[Some records]
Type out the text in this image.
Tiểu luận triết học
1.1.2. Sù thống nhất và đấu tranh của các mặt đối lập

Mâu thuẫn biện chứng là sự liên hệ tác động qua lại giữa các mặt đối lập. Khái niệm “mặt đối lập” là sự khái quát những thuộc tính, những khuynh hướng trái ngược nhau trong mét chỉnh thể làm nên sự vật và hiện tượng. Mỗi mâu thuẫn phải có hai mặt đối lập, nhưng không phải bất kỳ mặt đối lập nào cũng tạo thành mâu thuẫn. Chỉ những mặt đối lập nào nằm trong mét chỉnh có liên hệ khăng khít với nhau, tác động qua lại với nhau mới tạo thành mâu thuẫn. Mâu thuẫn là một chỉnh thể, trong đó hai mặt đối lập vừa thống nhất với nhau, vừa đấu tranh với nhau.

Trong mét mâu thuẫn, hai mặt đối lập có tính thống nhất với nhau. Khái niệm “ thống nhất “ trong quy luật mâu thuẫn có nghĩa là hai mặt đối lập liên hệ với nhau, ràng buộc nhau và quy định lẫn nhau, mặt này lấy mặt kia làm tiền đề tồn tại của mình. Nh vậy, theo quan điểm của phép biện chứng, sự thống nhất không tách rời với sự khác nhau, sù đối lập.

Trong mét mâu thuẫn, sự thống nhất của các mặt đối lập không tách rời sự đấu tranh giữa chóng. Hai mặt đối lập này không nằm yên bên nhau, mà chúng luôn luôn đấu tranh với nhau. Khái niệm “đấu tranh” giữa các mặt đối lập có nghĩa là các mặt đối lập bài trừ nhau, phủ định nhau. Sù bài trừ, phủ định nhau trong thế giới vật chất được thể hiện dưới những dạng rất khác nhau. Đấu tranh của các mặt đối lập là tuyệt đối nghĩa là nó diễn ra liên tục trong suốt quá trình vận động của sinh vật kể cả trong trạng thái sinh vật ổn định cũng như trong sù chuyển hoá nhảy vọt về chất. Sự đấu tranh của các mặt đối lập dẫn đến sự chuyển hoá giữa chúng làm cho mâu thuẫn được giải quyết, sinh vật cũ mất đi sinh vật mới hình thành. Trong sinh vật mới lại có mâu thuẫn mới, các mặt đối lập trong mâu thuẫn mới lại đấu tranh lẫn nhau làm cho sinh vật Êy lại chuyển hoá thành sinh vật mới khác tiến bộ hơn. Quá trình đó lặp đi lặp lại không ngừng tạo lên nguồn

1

> [GIVEN INSTRUCTION] Using the listing above, list every line in which the string "chứng" occurs.

> [COMPLETE OUTPUT]
Mâu thuẫn biện chứng là sự liên hệ tác động qua lại giữa các mặt đối lập. Khái niệm “mặt đối lập” là sự khái quát những thuộc tính, những khuynh hướng trái ngược nhau trong mét chỉnh thể làm nên sự vật và hiện tượng. Mỗi mâu thuẫn phải có hai mặt đối lập, nhưng không phải bất kỳ mặt đối lập nào cũng tạo thành mâu thuẫn. Chỉ những mặt đối lập nào nằm trong mét chỉnh có liên hệ khăng khít với nhau, tác động qua lại với nhau mới tạo thành mâu thuẫn. Mâu thuẫn là một chỉnh thể, trong đó hai mặt đối lập vừa thống nhất với nhau, vừa đấu tranh với nhau.
Trong mét mâu thuẫn, hai mặt đối lập có tính thống nhất với nhau. Khái niệm “ thống nhất “ trong quy luật mâu thuẫn có nghĩa là hai mặt đối lập liên hệ với nhau, ràng buộc nhau và quy định lẫn nhau, mặt này lấy mặt kia làm tiền đề tồn tại của mình. Nh vậy, theo quan điểm của phép biện chứng, sự thống nhất không tách rời với sự khác nhau, sù đối lập.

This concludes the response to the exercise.